>> start LISTED RECORDS
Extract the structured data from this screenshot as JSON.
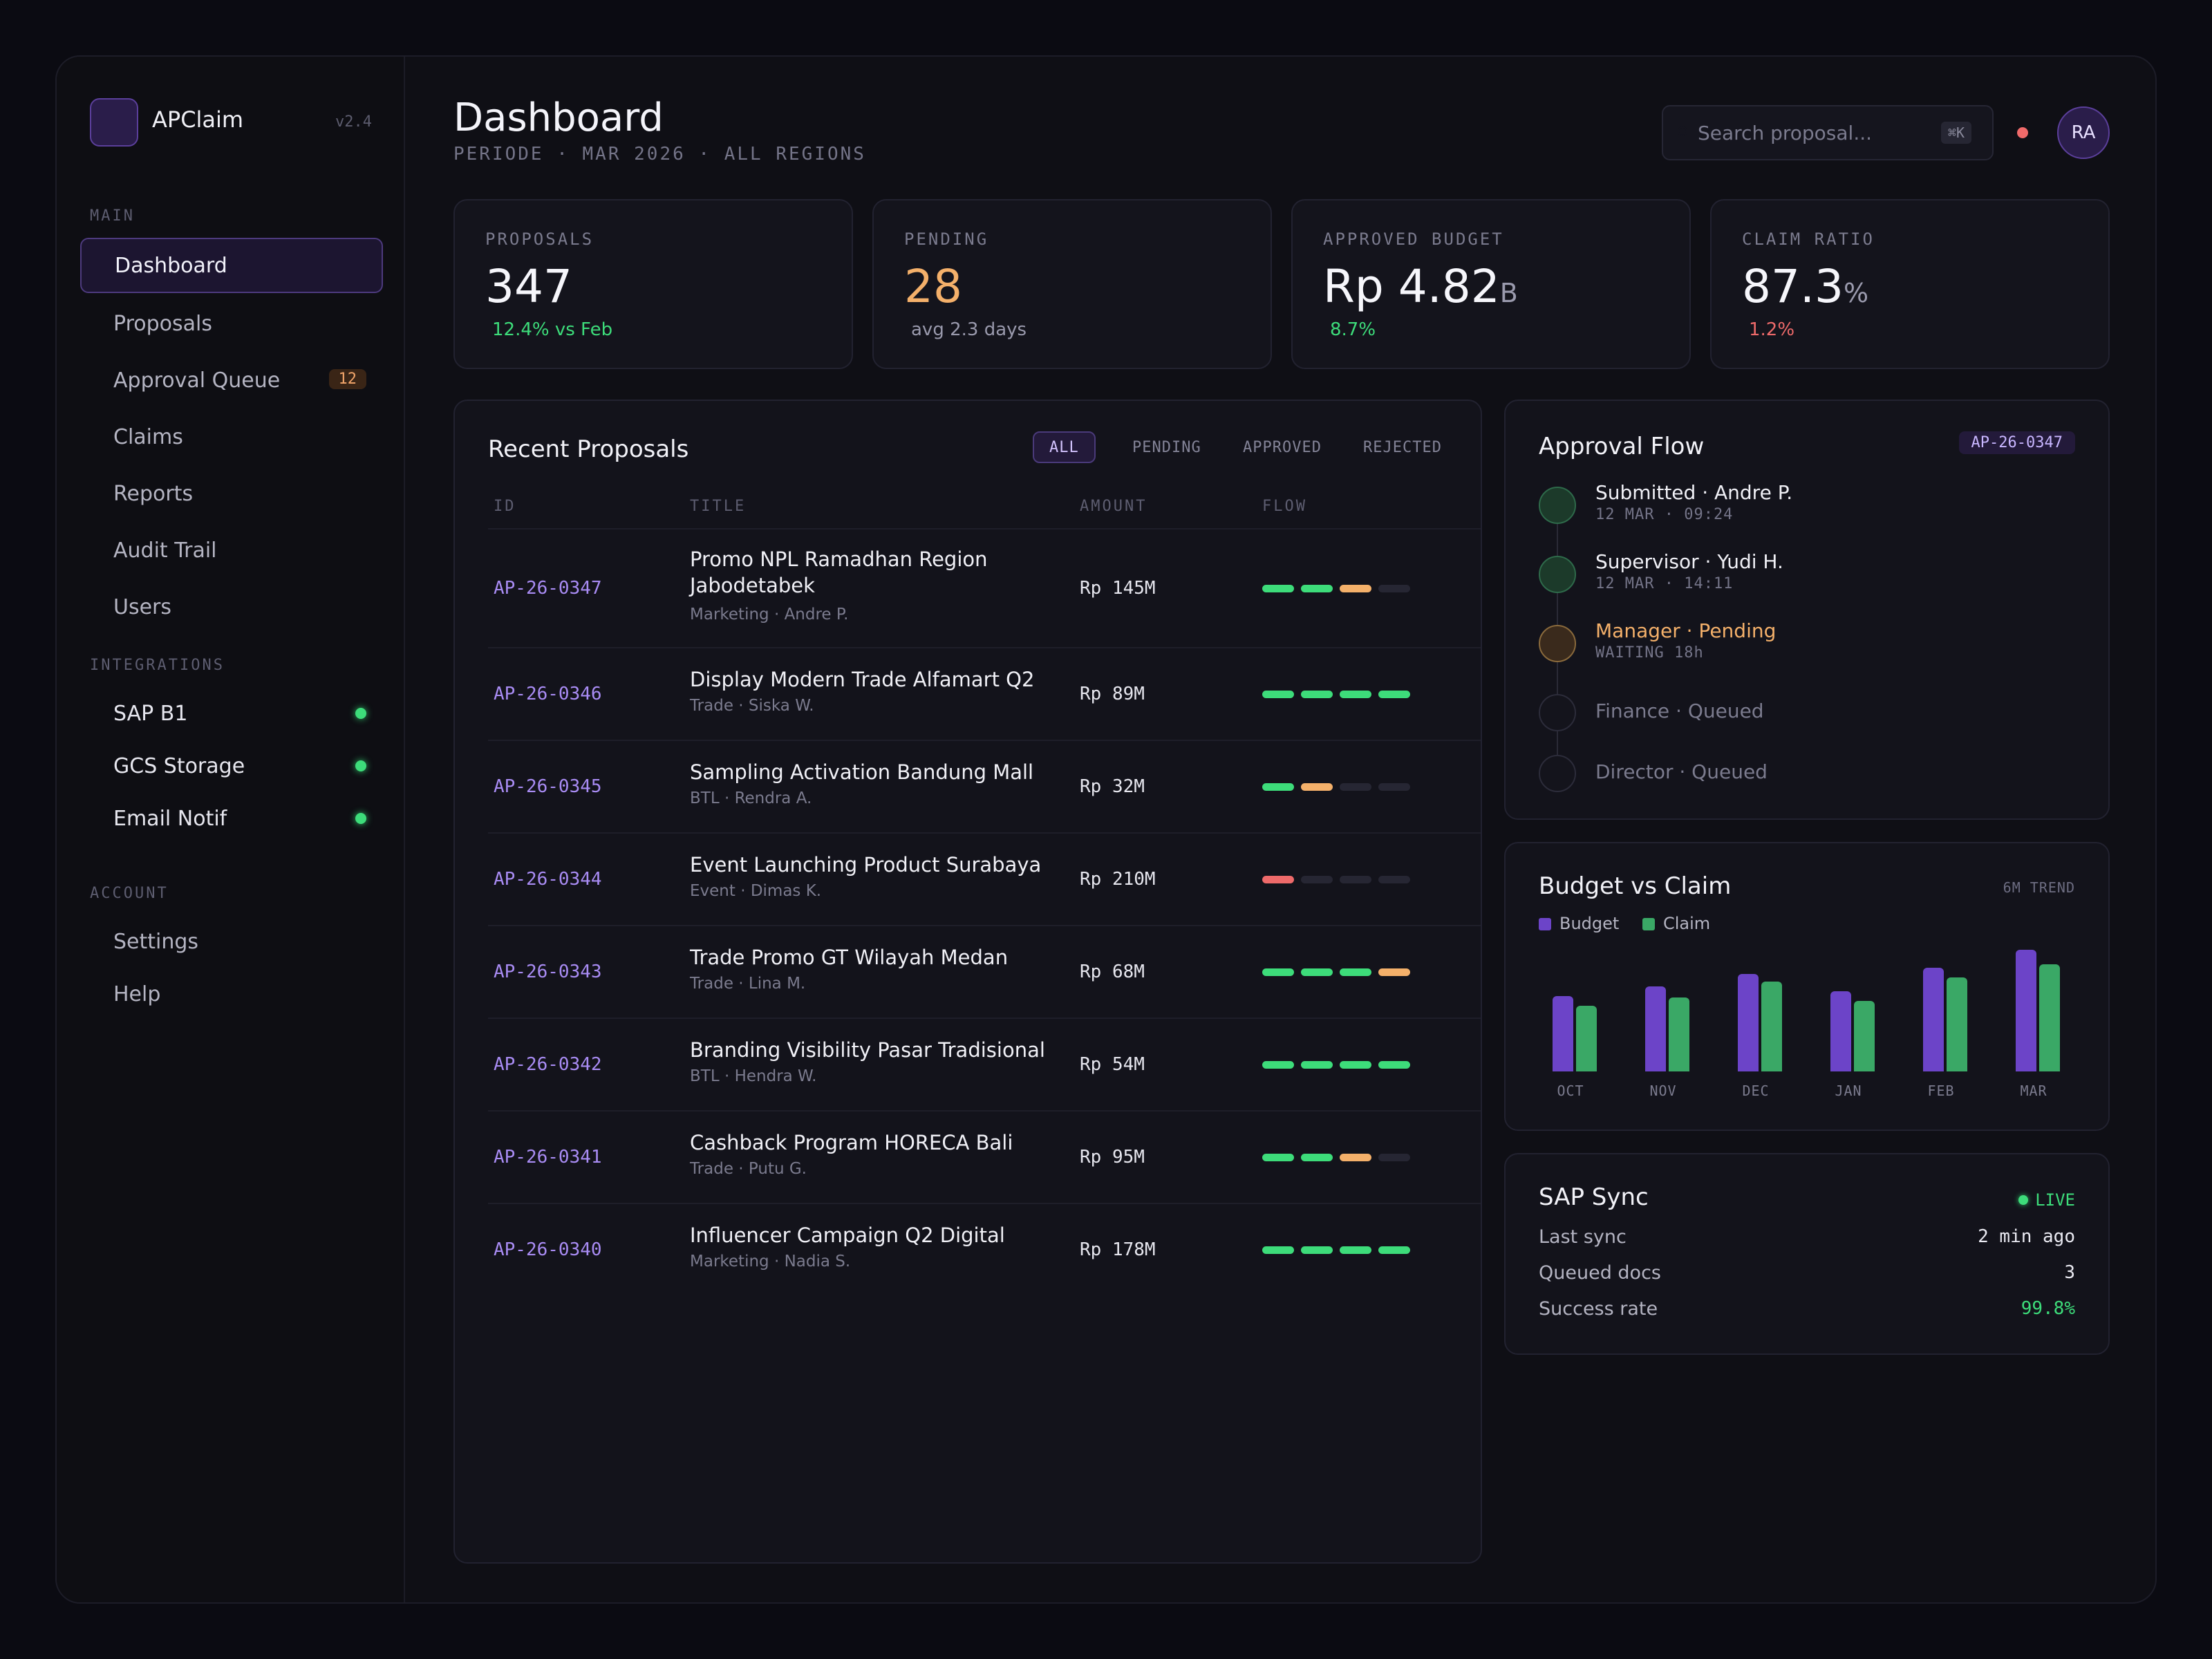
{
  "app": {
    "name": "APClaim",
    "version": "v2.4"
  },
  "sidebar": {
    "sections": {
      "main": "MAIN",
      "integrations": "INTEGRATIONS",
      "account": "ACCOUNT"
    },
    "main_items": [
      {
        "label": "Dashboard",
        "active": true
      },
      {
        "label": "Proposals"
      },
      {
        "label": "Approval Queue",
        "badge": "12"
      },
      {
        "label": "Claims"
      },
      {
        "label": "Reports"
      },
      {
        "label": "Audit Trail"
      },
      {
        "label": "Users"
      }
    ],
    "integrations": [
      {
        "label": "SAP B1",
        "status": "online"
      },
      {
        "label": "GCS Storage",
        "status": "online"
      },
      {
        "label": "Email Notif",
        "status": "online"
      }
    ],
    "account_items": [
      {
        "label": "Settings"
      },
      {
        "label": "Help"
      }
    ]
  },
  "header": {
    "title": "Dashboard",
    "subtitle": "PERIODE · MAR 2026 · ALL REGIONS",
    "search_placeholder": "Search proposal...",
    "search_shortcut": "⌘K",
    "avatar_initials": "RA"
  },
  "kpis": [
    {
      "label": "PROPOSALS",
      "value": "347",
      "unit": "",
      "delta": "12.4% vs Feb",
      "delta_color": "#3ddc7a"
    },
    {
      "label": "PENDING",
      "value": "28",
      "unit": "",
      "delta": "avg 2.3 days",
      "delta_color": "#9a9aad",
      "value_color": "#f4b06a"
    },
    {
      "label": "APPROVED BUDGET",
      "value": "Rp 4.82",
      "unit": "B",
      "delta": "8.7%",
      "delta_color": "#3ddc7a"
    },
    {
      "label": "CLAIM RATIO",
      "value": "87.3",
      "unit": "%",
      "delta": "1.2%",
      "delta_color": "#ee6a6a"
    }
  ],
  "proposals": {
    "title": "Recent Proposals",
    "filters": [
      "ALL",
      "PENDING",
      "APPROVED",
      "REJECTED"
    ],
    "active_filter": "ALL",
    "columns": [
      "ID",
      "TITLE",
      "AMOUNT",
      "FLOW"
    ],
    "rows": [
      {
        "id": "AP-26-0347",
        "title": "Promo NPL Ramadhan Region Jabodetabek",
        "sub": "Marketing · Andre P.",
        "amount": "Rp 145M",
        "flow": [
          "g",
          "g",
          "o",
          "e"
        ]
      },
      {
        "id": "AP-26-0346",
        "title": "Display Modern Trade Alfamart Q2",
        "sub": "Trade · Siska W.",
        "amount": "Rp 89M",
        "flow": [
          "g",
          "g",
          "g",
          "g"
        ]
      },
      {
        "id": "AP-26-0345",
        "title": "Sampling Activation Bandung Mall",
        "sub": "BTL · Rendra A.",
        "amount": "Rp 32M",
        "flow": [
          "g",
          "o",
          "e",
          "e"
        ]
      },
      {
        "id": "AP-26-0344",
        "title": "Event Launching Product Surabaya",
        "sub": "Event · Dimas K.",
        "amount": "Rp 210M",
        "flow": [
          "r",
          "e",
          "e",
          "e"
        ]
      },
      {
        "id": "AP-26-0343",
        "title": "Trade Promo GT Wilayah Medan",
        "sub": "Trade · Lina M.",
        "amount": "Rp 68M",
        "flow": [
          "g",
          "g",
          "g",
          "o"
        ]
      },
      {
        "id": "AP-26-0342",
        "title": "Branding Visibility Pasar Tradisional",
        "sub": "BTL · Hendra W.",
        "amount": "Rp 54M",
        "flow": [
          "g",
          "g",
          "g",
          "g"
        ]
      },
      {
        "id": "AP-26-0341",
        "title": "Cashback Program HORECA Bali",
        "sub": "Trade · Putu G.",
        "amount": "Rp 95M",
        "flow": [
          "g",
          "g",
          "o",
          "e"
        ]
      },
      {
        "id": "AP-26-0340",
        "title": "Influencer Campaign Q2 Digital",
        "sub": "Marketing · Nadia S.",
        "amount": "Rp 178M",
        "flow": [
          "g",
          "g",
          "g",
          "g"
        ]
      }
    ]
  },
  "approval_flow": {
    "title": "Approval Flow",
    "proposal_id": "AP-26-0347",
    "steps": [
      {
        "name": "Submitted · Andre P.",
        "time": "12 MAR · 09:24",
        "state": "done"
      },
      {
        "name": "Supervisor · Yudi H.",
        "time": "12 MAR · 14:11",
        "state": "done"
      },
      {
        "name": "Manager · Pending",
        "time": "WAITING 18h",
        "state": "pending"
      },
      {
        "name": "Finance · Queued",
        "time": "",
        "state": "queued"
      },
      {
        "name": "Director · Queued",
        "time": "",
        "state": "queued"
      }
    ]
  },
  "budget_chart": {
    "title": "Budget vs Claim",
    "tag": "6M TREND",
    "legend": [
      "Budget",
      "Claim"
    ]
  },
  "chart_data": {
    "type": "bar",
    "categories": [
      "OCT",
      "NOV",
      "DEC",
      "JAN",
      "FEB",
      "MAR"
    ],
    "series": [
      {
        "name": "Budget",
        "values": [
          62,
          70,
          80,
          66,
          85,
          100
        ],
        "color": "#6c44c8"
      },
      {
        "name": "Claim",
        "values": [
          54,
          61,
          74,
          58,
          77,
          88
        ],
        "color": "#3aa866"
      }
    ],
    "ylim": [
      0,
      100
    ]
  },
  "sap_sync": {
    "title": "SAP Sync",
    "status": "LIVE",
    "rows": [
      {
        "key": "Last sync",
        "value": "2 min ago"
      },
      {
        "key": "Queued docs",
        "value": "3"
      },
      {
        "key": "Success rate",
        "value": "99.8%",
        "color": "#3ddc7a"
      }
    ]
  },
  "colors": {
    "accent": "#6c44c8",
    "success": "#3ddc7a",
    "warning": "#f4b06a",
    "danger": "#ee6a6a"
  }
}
>> end LISTED RECORDS
- STATED GOAL -
Answer with one number only: how many lines above contain the word "Marketing".

- SOLUTION FOR THIS EXERCISE -
2